_Task goal_. Find every line in the records below that holds the word "регламентом" and copy it.
** BEGIN Given records **
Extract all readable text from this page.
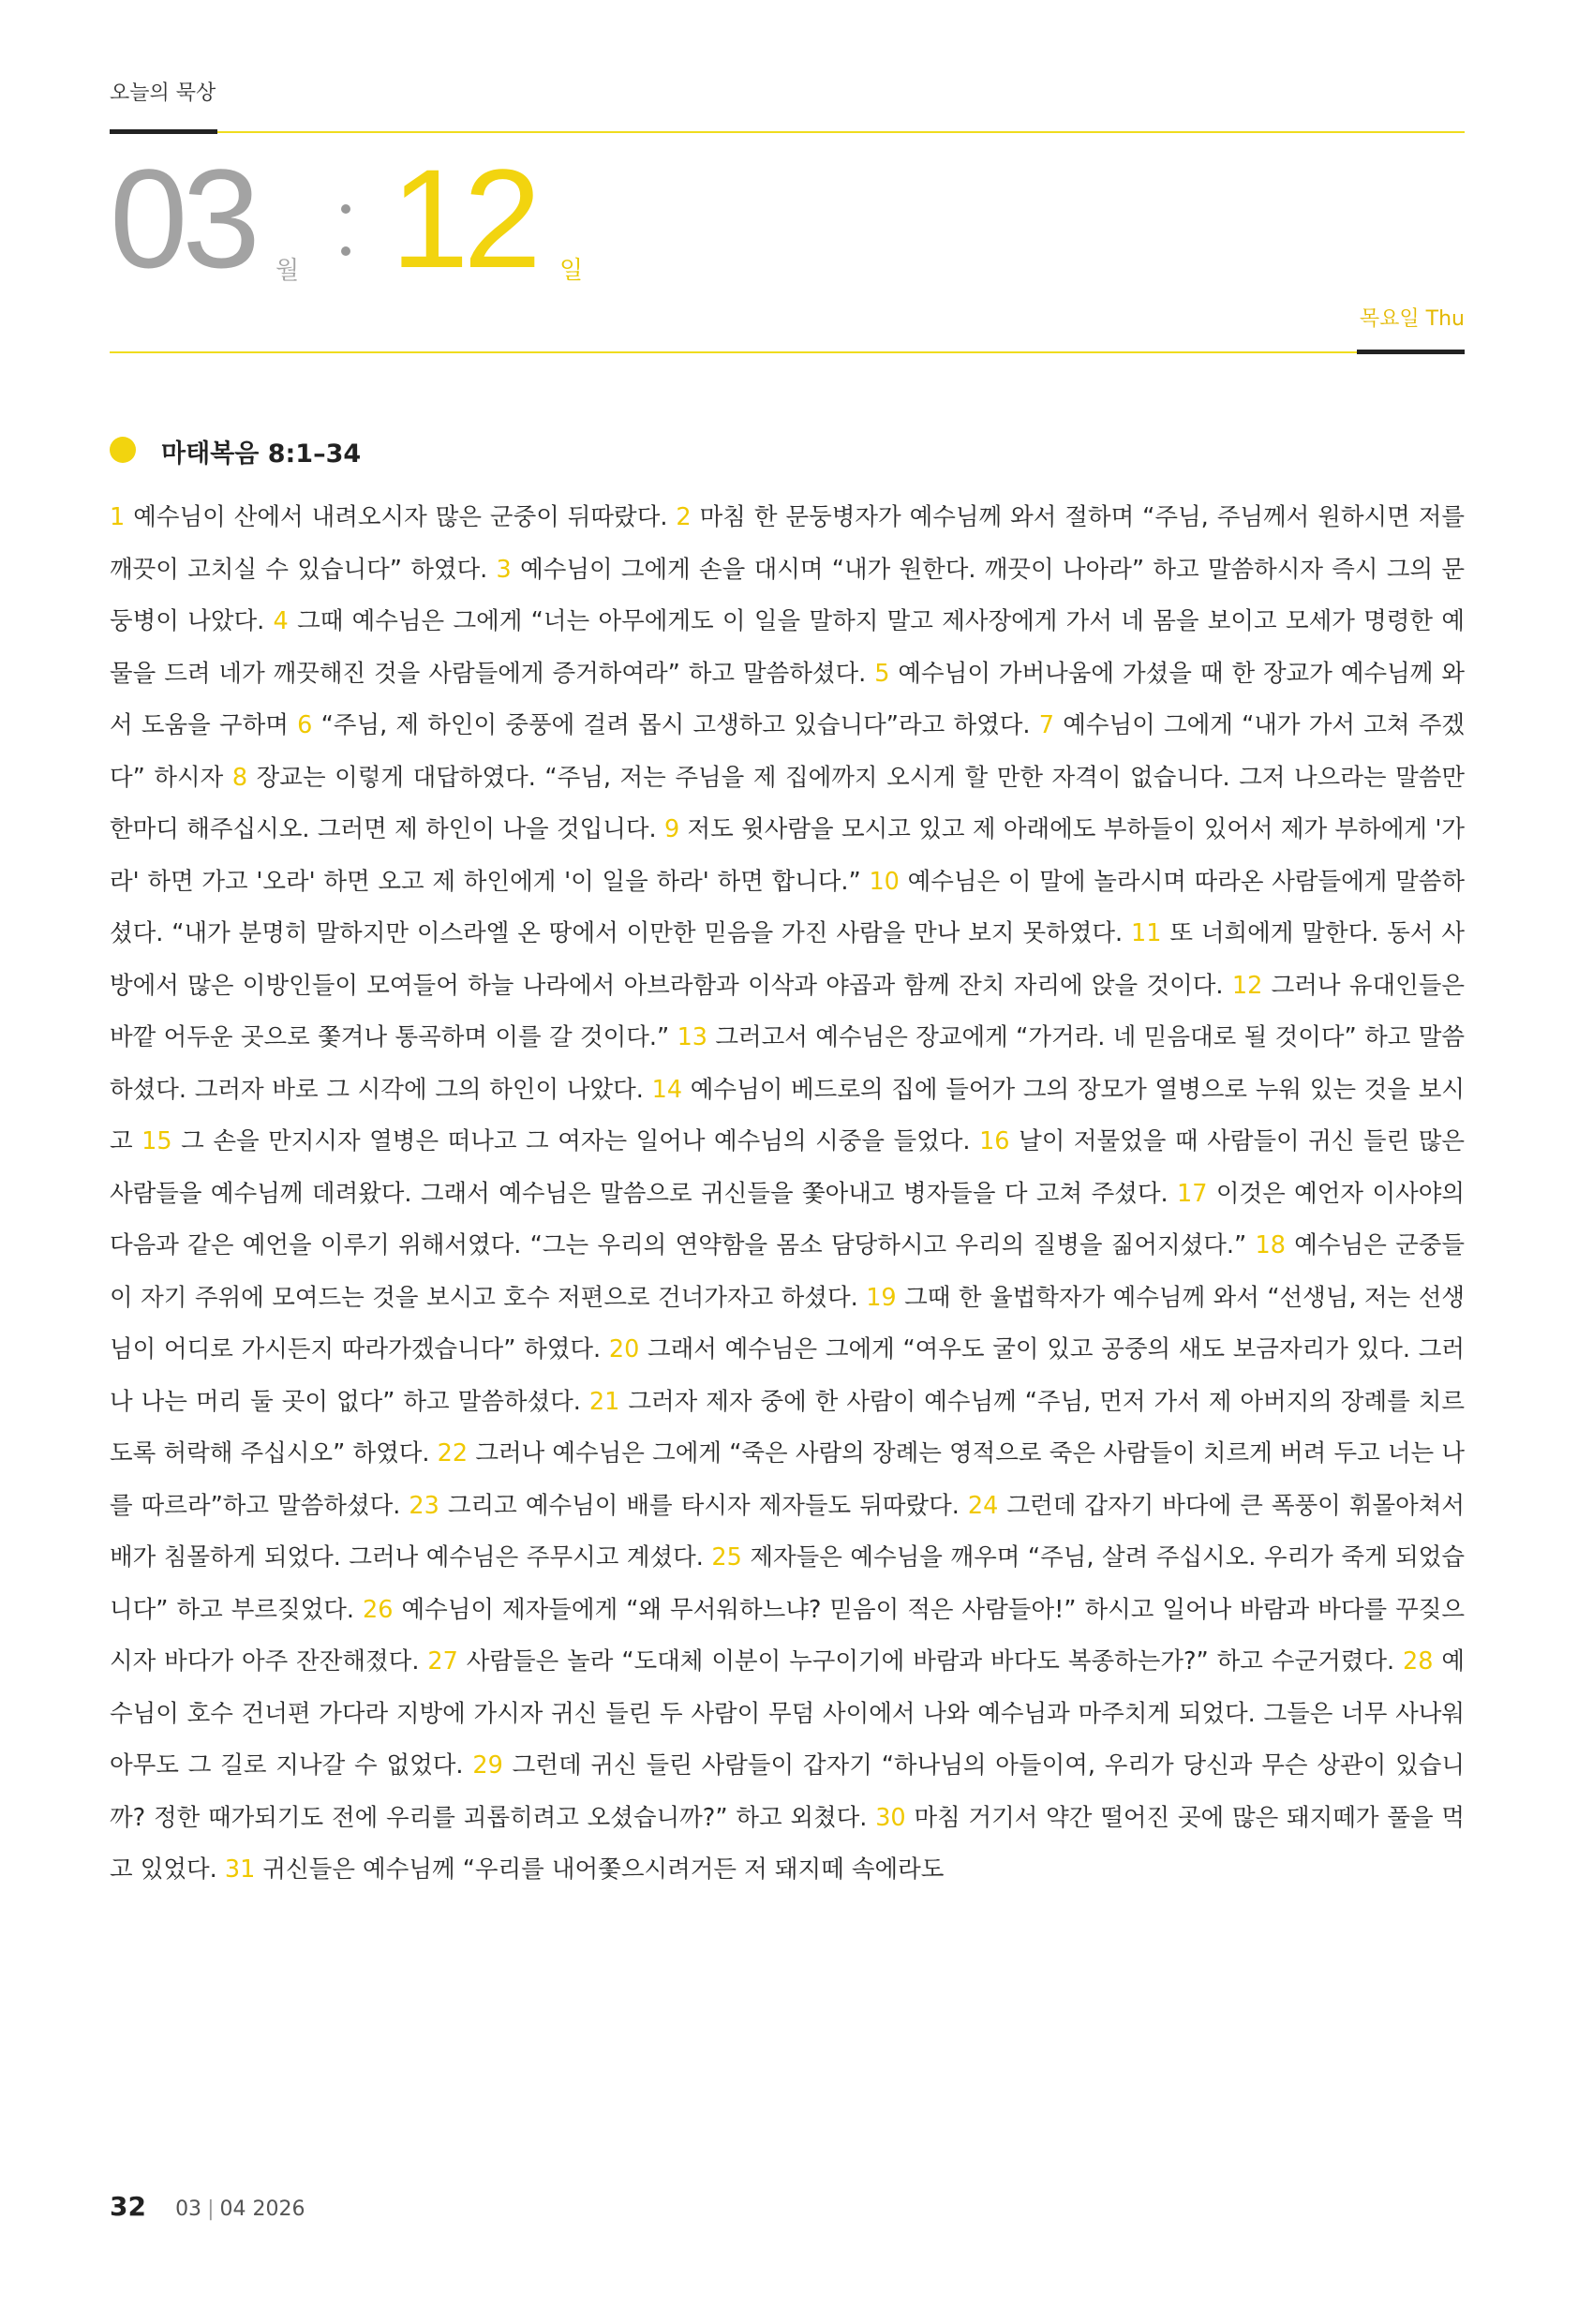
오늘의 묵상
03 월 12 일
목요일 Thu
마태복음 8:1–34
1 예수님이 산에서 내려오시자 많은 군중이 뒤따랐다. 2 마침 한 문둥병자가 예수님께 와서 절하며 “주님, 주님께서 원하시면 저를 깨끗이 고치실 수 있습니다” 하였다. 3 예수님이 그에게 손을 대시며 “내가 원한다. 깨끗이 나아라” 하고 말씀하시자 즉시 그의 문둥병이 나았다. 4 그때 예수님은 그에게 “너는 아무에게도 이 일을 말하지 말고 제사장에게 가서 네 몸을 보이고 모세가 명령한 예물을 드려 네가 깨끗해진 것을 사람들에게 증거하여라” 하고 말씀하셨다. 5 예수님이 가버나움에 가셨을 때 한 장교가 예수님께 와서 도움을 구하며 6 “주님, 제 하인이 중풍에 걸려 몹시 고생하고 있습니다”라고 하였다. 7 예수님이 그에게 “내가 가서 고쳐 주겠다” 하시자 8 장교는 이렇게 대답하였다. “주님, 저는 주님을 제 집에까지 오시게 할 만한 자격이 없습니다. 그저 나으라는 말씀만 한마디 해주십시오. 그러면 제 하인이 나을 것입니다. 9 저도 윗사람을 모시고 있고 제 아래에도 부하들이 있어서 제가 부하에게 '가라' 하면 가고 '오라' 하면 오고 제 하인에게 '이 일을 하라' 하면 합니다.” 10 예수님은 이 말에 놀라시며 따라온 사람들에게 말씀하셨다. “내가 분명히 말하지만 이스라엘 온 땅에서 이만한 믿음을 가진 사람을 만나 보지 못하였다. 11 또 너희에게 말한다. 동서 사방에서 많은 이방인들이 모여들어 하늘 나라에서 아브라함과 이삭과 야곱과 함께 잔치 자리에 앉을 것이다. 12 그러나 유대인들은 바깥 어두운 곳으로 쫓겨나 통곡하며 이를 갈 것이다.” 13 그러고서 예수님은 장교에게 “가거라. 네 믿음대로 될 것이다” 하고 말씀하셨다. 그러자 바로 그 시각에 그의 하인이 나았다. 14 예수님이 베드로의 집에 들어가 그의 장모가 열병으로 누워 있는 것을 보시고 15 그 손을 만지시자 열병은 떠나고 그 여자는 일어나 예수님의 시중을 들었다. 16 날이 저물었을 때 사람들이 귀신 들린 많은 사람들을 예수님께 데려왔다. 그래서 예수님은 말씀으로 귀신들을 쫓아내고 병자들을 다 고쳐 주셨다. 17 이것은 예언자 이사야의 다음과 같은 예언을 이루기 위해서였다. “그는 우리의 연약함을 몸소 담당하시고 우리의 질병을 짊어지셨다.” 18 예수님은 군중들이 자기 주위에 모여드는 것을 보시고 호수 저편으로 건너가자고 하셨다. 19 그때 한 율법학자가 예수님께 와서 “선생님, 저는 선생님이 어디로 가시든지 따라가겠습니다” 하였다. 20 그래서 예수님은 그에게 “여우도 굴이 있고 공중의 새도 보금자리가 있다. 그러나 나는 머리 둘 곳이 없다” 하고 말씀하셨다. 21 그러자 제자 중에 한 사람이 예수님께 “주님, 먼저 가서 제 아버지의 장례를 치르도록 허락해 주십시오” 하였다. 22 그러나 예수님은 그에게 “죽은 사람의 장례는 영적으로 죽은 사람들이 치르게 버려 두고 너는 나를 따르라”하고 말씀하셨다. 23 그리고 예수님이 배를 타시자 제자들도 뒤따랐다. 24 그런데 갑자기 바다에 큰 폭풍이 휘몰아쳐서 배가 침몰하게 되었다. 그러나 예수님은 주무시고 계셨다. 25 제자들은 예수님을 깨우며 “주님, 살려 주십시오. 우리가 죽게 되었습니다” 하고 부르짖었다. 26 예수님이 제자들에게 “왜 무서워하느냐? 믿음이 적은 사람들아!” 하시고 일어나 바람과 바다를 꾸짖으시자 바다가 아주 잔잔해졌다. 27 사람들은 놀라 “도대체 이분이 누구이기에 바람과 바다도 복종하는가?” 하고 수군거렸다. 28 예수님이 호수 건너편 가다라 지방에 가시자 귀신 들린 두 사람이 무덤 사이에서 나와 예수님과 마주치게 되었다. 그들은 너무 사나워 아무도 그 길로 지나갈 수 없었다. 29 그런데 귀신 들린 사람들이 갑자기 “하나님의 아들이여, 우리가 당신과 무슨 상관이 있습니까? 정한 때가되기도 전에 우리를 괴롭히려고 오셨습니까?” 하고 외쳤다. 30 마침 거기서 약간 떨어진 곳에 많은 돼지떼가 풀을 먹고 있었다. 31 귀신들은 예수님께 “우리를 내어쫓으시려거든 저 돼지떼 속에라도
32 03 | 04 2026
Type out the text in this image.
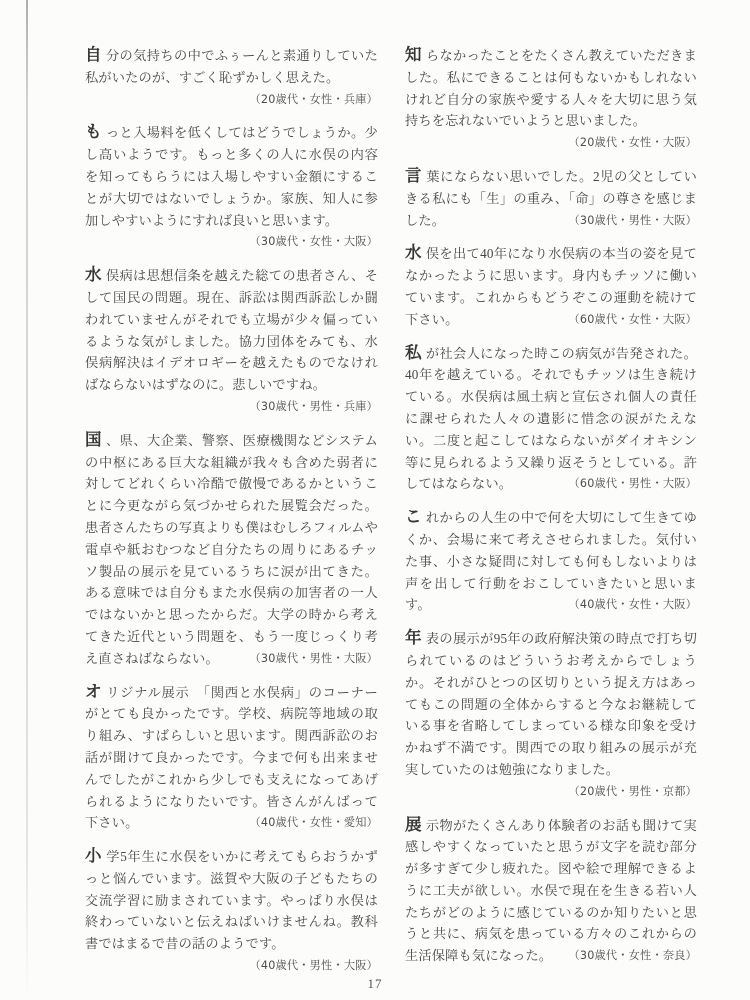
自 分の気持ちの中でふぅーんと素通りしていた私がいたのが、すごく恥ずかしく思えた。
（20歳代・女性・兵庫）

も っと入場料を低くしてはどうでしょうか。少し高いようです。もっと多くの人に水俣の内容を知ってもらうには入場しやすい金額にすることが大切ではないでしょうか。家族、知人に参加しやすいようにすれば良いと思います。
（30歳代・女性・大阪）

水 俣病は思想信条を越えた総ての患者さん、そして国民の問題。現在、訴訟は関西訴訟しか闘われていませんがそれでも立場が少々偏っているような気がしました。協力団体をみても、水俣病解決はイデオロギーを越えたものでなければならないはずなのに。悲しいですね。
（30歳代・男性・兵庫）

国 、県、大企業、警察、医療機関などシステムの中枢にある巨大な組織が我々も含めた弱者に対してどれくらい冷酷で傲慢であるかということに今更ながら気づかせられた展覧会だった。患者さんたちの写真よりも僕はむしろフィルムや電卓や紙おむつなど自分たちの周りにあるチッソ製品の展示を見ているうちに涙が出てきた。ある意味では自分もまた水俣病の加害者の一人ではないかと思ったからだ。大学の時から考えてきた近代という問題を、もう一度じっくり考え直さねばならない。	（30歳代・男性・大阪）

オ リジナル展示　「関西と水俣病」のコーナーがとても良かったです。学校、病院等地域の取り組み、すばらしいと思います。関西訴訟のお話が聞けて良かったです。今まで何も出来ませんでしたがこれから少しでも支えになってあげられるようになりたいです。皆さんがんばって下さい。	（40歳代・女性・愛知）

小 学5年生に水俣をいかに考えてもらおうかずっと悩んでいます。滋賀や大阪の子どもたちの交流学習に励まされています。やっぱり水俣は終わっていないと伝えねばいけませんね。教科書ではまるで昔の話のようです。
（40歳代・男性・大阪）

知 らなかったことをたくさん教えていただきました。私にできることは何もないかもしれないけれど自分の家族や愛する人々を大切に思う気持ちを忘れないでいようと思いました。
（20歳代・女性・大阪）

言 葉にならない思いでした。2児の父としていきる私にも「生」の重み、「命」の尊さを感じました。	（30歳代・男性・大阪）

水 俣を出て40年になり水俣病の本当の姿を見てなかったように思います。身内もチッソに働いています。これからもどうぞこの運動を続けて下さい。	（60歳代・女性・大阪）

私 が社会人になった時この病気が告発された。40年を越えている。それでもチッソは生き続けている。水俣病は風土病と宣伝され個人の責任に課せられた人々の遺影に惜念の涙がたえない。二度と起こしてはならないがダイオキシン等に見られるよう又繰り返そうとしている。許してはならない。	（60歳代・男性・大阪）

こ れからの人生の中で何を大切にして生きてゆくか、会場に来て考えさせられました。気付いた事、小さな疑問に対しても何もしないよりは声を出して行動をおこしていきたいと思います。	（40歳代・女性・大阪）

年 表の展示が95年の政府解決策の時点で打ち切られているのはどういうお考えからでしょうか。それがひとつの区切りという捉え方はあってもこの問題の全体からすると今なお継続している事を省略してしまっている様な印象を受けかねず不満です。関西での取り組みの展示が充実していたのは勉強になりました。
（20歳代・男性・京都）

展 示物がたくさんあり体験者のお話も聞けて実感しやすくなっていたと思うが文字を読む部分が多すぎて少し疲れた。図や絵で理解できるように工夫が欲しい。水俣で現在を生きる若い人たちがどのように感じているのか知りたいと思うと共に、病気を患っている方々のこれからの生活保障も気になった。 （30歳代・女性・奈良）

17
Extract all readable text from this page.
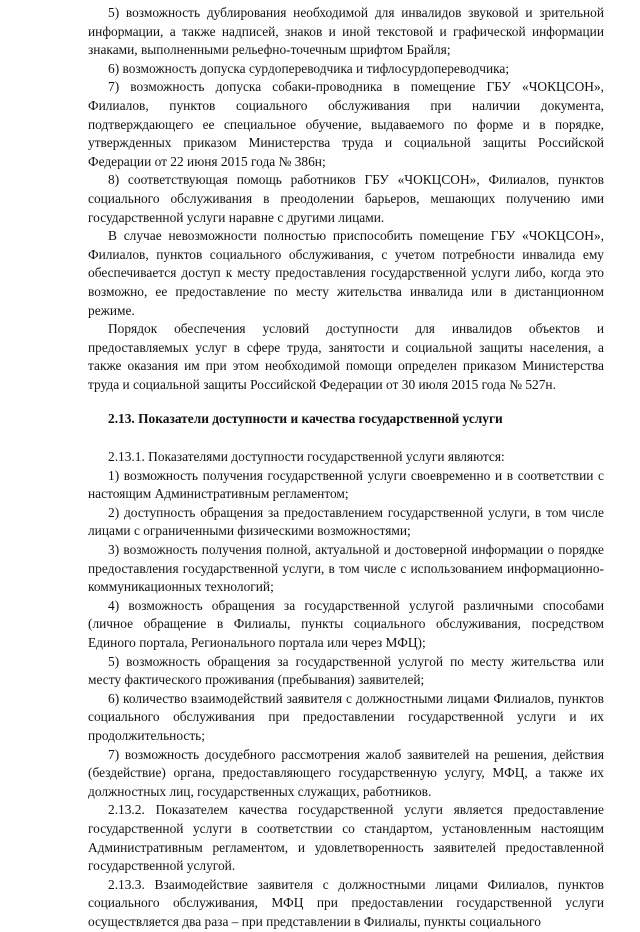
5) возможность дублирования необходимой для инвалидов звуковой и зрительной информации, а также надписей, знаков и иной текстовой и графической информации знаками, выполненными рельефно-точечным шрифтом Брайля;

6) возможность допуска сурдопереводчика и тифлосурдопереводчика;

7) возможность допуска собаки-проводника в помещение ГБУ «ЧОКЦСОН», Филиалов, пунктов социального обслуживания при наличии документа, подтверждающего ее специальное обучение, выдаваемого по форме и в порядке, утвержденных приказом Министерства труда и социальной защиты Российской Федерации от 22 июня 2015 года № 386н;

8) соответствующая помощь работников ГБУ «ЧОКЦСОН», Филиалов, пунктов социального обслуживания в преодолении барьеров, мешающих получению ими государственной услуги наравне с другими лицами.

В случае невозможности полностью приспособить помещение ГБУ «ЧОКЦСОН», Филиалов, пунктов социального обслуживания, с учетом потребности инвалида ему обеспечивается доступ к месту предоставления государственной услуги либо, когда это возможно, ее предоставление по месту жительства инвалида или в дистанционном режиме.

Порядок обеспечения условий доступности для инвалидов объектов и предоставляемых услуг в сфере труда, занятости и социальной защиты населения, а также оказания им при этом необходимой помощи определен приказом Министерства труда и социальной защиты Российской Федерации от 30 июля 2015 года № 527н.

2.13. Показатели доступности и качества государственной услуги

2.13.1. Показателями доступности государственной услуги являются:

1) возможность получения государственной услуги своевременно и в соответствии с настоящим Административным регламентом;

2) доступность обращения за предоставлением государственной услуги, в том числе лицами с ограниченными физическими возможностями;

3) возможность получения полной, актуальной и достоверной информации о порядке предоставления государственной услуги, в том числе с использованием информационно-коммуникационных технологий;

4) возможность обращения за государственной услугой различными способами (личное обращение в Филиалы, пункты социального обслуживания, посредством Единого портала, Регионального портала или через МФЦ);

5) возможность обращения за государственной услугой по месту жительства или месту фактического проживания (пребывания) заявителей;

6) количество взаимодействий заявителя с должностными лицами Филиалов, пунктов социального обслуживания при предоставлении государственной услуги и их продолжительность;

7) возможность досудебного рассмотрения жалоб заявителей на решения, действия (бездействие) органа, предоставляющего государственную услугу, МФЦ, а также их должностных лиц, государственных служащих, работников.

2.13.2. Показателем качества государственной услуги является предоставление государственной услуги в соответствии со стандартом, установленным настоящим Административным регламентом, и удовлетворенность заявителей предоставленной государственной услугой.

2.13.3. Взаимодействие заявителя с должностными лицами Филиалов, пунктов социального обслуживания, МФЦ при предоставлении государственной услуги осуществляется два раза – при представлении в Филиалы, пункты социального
** END Given records **
_Answer to the task_.
1) возможность получения государственной услуги своевременно и в соответствии с настоящим Административным регламентом;
2.13.2. Показателем качества государственной услуги является предоставление государственной услуги в соответствии со стандартом, установленным настоящим Административным регламентом, и удовлетворенность заявителей предоставленной государственной услугой.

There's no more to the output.